● PROBLEM TO WORK ON
Below are some records. Say how many of their lines contain the string "text", and give nothing but the number.

******

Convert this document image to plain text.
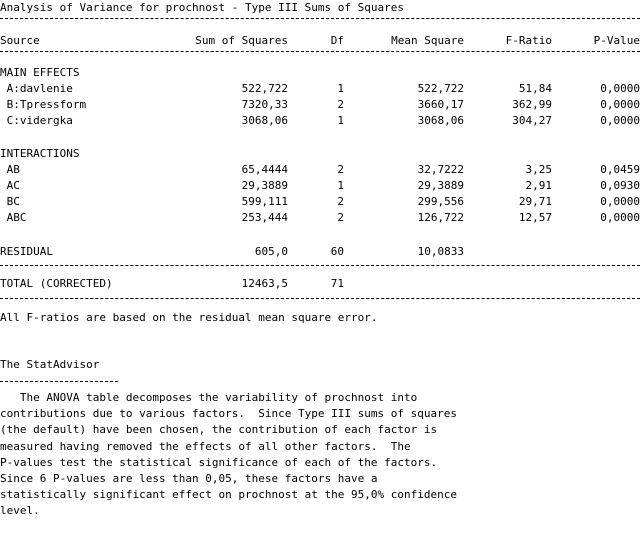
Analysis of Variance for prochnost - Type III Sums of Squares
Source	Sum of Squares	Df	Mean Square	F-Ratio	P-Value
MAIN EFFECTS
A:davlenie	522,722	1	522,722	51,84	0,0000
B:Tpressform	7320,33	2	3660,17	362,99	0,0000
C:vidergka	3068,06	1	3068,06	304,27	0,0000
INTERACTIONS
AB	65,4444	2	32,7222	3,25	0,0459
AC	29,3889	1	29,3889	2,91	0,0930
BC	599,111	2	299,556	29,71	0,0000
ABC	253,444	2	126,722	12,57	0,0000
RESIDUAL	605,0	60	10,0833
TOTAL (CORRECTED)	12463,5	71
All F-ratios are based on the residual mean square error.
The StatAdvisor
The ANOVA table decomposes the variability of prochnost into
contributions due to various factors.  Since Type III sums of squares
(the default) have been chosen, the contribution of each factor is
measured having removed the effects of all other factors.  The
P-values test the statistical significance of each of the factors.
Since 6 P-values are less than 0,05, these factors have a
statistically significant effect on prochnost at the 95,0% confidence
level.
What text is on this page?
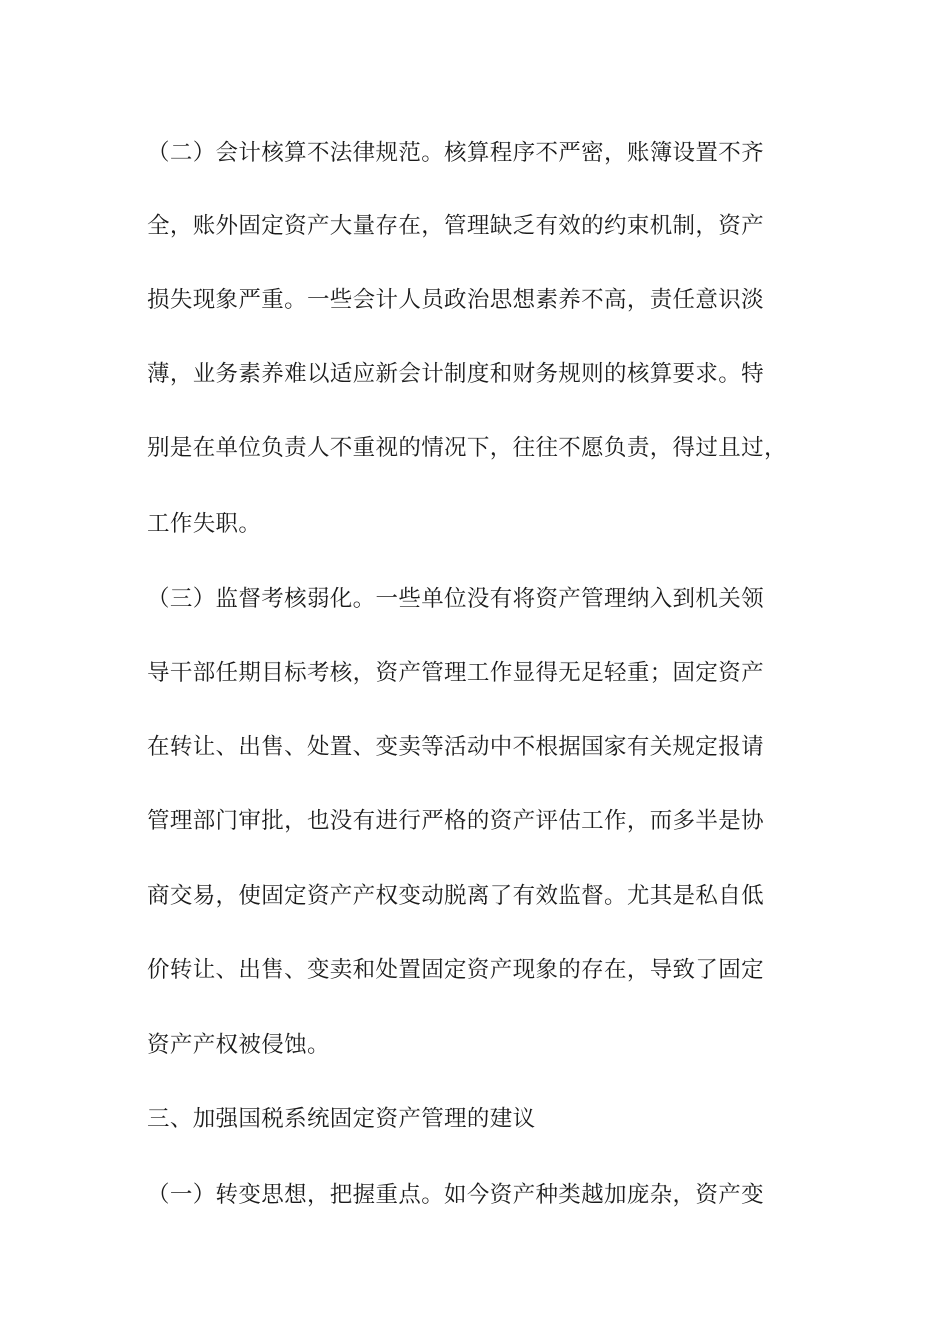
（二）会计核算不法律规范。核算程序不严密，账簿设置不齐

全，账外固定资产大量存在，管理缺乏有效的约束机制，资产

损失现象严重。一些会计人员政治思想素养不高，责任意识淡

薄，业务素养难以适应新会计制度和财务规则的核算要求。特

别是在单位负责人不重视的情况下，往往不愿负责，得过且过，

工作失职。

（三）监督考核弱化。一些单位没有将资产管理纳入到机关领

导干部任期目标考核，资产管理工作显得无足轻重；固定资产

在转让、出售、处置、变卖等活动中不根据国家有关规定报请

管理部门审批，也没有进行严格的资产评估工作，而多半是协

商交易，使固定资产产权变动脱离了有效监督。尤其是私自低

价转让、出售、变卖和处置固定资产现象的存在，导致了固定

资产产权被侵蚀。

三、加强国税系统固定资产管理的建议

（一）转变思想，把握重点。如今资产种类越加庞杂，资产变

******

● RESULT FOR THIS EXERCISE
2